*** Opening Data to process ***
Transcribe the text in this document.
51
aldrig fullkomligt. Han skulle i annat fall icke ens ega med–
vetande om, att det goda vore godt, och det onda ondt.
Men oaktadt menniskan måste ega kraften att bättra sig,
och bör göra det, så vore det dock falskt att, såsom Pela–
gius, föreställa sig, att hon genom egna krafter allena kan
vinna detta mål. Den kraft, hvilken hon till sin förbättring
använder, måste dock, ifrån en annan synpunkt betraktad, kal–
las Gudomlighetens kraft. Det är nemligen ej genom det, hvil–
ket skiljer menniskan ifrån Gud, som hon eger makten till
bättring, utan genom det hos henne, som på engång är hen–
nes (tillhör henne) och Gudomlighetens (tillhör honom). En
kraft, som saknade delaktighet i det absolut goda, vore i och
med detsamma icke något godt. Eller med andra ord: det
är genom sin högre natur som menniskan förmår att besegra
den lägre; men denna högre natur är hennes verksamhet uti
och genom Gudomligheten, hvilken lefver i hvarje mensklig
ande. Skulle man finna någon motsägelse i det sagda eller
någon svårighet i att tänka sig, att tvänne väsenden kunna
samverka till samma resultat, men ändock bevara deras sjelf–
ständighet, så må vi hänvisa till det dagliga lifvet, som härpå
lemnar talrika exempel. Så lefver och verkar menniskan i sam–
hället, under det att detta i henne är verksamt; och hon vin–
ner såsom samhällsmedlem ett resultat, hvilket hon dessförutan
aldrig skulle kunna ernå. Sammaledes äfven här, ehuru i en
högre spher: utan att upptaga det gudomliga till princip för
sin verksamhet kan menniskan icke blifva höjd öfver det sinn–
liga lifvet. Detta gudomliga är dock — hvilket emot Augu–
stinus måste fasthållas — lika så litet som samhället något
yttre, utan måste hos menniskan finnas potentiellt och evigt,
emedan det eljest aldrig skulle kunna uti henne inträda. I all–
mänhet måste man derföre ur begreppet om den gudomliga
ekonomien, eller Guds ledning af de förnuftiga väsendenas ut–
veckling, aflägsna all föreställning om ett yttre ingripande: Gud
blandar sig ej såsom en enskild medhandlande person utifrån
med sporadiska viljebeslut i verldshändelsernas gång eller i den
*** Closing Data to process ***
*** Opening Data to process ***
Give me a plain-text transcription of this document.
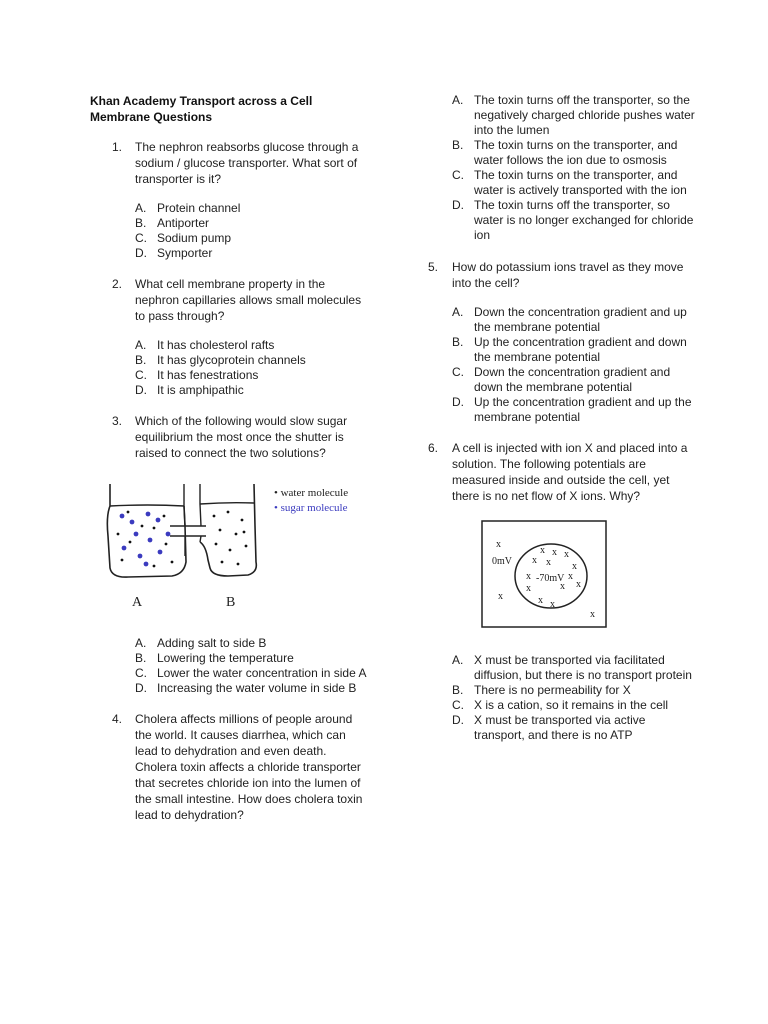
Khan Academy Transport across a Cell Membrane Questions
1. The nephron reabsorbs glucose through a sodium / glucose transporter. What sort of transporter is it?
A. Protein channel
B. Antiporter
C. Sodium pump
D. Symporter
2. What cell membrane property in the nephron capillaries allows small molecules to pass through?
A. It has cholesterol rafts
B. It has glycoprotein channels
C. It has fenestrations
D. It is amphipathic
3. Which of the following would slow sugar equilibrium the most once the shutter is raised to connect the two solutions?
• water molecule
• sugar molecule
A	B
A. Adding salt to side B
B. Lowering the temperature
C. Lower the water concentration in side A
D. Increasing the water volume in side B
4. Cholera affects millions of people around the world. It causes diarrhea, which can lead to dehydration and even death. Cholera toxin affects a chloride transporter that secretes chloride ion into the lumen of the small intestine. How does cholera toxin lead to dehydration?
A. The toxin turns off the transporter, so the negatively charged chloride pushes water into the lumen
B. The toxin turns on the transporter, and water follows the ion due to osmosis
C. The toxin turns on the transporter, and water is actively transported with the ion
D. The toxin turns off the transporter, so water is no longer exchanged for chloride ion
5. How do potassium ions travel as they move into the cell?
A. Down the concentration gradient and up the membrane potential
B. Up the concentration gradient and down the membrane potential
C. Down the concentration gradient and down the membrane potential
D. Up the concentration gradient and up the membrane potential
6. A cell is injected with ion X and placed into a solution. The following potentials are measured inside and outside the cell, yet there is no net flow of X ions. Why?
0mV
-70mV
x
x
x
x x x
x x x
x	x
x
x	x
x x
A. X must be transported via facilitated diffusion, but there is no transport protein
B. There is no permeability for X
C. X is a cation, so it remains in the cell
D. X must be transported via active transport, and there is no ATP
*** Closing Data to process ***
*** Opening Data to process ***
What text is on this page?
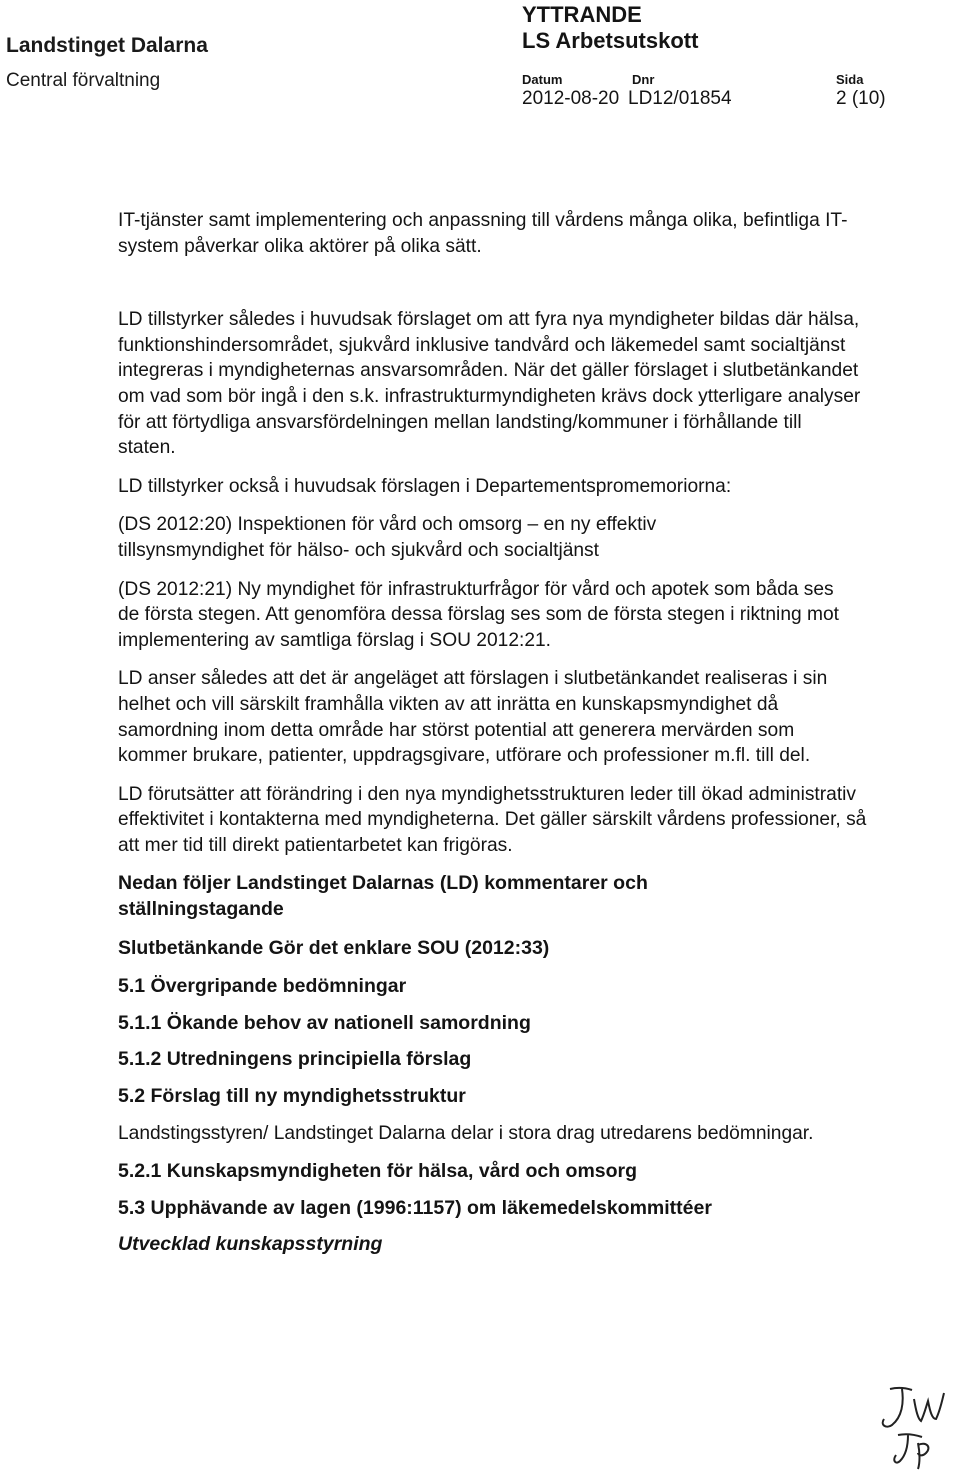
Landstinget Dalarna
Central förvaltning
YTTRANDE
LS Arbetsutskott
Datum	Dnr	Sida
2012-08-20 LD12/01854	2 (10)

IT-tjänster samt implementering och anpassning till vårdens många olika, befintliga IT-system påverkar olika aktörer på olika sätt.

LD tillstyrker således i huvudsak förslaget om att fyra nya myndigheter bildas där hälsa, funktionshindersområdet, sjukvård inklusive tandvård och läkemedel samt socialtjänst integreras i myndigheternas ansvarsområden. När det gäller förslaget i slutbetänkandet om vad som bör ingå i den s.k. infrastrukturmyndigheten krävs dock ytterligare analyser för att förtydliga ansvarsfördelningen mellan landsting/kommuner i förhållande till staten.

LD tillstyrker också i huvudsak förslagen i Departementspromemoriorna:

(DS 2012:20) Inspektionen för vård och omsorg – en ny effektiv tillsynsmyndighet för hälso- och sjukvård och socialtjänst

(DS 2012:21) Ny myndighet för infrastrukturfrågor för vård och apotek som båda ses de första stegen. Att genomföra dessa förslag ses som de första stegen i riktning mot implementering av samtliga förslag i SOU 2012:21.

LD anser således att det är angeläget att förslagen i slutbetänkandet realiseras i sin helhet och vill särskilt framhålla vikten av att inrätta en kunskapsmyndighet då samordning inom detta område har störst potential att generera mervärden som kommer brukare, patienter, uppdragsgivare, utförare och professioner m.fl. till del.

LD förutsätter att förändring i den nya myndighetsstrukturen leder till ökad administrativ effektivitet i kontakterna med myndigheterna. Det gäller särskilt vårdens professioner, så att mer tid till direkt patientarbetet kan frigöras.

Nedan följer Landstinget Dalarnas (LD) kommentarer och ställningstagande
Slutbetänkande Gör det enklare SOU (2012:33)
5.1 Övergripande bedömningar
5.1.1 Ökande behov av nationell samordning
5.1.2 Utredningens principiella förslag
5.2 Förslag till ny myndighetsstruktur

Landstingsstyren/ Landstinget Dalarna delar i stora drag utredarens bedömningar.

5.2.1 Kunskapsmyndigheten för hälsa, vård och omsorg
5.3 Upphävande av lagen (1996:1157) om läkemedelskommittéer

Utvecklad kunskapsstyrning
*** Closing Data to process ***
- **Exercise**:
Go through the material and say how many lines include "verksamhet". The number alone will do.

- **Expected output**:
2